=== Exercise tasks ===
A: From the film review, print the passage that opens with the words containing "This second romance" and closes with "throughout the film.", word for word.
B: Pick up the film review where it stops and keep writing it.

=== Text extract ===
The latest entry seems purposefully designed to break the long cold spell by tapping into the past in every possible way. For starters, consider the film’s two main characters: New York City-bound Wake Forest art major Sophia Danko (Britt Robertson) and single-minded professional bull rider Luke Collins (Scott Eastwood). Robertson is a younger Jennifer Lawrence look-alike, while Eastwood effortlessly reminds viewers just how sexy his father Clint Eastwood once was. It’s all essential distraction from the fact that their narrative is entirely awkward, forced and paper-thin. Sparks appears to concede that very point by coming to its rescue with a second, more substantial love story dating back to the 1940s.
This second romance introduces us to bookish Ira Levinson (Jack Huston, grandson of famed director John Huston) and the love of his life, an outgoing and beautiful art lover named Ruth (Oona Chaplin, granddaughter of legendary director Charlie Chaplin). Now a feeble widower (played pitch-perfectly by Alan Alda), Ira meets the younger couple after a fateful unplanned stroke of luck. He introduces Sophia to his back story through journal-like letters written to Ruth over a lifetime and presented in intimate flashback sequences throughout the film.

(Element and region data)
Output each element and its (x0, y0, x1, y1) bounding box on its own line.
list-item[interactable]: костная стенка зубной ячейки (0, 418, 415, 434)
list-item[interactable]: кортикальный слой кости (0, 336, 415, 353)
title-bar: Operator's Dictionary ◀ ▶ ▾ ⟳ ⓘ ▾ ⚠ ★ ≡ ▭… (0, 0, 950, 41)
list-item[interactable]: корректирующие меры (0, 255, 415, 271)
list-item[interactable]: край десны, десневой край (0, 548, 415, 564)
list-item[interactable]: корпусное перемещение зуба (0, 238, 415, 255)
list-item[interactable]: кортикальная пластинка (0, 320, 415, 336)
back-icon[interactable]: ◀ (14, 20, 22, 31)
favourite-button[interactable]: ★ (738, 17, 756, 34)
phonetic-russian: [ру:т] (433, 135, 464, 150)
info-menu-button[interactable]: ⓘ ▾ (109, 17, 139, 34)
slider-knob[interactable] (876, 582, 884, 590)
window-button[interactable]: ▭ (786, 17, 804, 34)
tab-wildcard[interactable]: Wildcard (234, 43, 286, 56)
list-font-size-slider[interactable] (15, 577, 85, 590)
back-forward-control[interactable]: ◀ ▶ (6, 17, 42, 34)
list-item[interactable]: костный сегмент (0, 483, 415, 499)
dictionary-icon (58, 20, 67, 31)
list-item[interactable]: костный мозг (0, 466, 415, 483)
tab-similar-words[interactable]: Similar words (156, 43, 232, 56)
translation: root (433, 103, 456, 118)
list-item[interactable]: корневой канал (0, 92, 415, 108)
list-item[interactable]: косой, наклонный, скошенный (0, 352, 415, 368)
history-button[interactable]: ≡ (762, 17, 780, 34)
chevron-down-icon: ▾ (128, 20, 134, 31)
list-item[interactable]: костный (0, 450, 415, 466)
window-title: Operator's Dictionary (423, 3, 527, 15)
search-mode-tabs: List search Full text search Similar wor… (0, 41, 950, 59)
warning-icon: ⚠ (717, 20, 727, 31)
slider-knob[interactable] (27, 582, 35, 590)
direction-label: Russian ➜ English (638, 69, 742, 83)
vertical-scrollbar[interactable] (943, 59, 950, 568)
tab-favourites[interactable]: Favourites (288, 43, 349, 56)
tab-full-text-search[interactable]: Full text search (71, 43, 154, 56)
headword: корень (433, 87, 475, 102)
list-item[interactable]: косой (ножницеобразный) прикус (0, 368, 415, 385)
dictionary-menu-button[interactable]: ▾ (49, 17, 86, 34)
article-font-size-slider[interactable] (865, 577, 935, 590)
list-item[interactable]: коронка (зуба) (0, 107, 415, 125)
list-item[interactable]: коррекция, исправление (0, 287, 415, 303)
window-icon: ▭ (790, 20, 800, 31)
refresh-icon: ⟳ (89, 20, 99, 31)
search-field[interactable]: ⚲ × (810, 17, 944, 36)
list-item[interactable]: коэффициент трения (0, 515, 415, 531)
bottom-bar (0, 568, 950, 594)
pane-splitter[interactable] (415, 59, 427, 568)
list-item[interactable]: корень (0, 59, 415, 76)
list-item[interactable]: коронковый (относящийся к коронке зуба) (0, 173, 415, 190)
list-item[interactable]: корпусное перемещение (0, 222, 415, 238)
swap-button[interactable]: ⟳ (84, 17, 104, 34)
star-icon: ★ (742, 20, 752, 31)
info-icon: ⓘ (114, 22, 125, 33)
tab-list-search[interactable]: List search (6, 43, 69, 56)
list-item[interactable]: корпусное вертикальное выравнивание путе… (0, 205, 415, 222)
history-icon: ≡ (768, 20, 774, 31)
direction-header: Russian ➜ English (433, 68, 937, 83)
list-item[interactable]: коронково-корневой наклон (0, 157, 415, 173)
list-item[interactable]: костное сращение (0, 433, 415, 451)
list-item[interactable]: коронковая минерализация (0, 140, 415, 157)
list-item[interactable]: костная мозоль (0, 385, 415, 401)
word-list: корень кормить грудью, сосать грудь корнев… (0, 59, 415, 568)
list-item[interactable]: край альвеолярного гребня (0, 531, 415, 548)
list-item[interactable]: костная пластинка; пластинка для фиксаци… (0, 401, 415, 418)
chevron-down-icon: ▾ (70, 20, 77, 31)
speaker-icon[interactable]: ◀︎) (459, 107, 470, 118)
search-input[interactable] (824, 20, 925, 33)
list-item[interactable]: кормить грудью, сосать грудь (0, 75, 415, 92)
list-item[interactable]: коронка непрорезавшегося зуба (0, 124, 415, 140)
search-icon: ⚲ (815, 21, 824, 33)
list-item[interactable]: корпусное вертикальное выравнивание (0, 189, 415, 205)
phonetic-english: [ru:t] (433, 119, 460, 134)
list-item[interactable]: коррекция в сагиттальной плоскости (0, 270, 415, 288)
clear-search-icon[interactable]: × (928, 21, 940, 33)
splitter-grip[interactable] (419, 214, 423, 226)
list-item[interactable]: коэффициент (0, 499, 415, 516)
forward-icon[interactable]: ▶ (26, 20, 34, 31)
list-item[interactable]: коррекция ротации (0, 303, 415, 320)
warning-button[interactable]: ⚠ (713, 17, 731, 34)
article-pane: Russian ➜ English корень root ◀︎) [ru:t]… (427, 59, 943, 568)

=== Expected outputs ===
A:
This second romance introduces us to bookish Ira Levinson (Jack Huston, grandson of famed director John Huston) and the love of his life, an outgoing and beautiful art lover named Ruth (Oona Chaplin, granddaughter of legendary director Charlie Chaplin). Now a feeble widower (played pitch-perfectly by Alan Alda), Ira meets the younger couple after a fateful unplanned stroke of luck. He introduces Sophia to his back story through journal-like letters written to Ruth over a lifetime and presented in intimate flashback sequences throughout the film.

B:
From here on out, we bounce between two stories, distinct not only in the eras in which they occur but also in their credibility and interest. Sophia and Luke exist purely as eye candy for the masses. Ira and Ruth’s romance is where the real heart of the film lies. It reinvigorates the energy every time we return to it. I simply wish we could have stayed forever in the past, leaving Sophia and Luke to play Ken and Barbie in another, far less interesting film.
Director George Tillman Jr. deserves much of the blame. He’s the one who gives the current day its plastic look and even manages to screw up Ira’s epic storytelling. The letters that drive it are unnecessarily confusing for half of the film. We’re given no context as to the reason behind them, leaving us to grasp for answers better resolved up front.
We’re left with a broken film, combining a timeless love story that’s not explored to its full effect and a dull, fairly lowbrow erotic tease. The film’s final insult is an entirely ridiculous Hail Mary ending whose outcome is never in any doubt. Tillman surrounds himself in the aura of Hollywood legends and delivers a ride that should never have left the stable.